=== Work instructions ===
Return the items below line for line, with every character unchanged.

=== Exercise materials ===

************

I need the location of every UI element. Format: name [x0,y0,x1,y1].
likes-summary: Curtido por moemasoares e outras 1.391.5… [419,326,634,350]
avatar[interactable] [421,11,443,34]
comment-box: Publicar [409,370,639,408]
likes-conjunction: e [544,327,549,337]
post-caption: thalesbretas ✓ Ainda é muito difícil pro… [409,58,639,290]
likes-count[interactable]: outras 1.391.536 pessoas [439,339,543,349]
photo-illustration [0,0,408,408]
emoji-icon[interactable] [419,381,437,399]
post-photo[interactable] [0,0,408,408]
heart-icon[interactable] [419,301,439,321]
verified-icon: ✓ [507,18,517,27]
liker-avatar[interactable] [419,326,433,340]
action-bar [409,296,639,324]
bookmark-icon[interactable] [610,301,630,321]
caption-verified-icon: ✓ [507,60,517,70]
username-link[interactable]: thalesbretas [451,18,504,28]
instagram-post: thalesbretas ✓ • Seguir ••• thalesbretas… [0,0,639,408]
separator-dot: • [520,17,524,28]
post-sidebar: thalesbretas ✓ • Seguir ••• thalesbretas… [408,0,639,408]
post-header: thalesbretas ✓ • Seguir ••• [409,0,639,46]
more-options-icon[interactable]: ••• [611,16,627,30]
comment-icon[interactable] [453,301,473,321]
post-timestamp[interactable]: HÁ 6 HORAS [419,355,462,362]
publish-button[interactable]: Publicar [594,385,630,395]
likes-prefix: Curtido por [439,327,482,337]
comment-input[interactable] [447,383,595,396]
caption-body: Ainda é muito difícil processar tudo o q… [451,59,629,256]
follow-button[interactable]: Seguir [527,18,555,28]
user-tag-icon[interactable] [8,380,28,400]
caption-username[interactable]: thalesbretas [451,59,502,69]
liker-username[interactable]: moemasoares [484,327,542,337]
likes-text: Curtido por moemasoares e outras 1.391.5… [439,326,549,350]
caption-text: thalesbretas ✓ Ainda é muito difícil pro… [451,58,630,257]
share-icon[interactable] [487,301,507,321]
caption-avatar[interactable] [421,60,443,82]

************

=== Worked answer ===
I need the location of every UI element. Format: name [x0,y0,x1,y1].
likes-summary: Curtido por moemasoares e outras 1.391.5… [419,326,634,350]
avatar[interactable] [421,11,443,34]
comment-box: Publicar [409,370,639,408]
likes-conjunction: e [544,327,549,337]
post-caption: thalesbretas ✓ Ainda é muito difícil pro… [409,58,639,290]
likes-count[interactable]: outras 1.391.536 pessoas [439,339,543,349]
photo-illustration [0,0,408,408]
emoji-icon[interactable] [419,381,437,399]
post-photo[interactable] [0,0,408,408]
heart-icon[interactable] [419,301,439,321]
verified-icon: ✓ [507,18,517,27]
liker-avatar[interactable] [419,326,433,340]
action-bar [409,296,639,324]
bookmark-icon[interactable] [610,301,630,321]
caption-verified-icon: ✓ [507,60,517,70]
username-link[interactable]: thalesbretas [451,18,504,28]
instagram-post: thalesbretas ✓ • Seguir ••• thalesbretas… [0,0,639,408]
separator-dot: • [520,17,524,28]
post-sidebar: thalesbretas ✓ • Seguir ••• thalesbretas… [408,0,639,408]
post-header: thalesbretas ✓ • Seguir ••• [409,0,639,46]
more-options-icon[interactable]: ••• [611,16,627,30]
comment-icon[interactable] [453,301,473,321]
post-timestamp[interactable]: HÁ 6 HORAS [419,355,462,362]
publish-button[interactable]: Publicar [594,385,630,395]
likes-prefix: Curtido por [439,327,482,337]
comment-input[interactable] [447,383,595,396]
caption-body: Ainda é muito difícil processar tudo o q… [451,59,629,256]
follow-button[interactable]: Seguir [527,18,555,28]
user-tag-icon[interactable] [8,380,28,400]
caption-username[interactable]: thalesbretas [451,59,502,69]
liker-username[interactable]: moemasoares [484,327,542,337]
likes-text: Curtido por moemasoares e outras 1.391.5… [439,326,549,350]
caption-text: thalesbretas ✓ Ainda é muito difícil pro… [451,58,630,257]
share-icon[interactable] [487,301,507,321]
caption-avatar[interactable] [421,60,443,82]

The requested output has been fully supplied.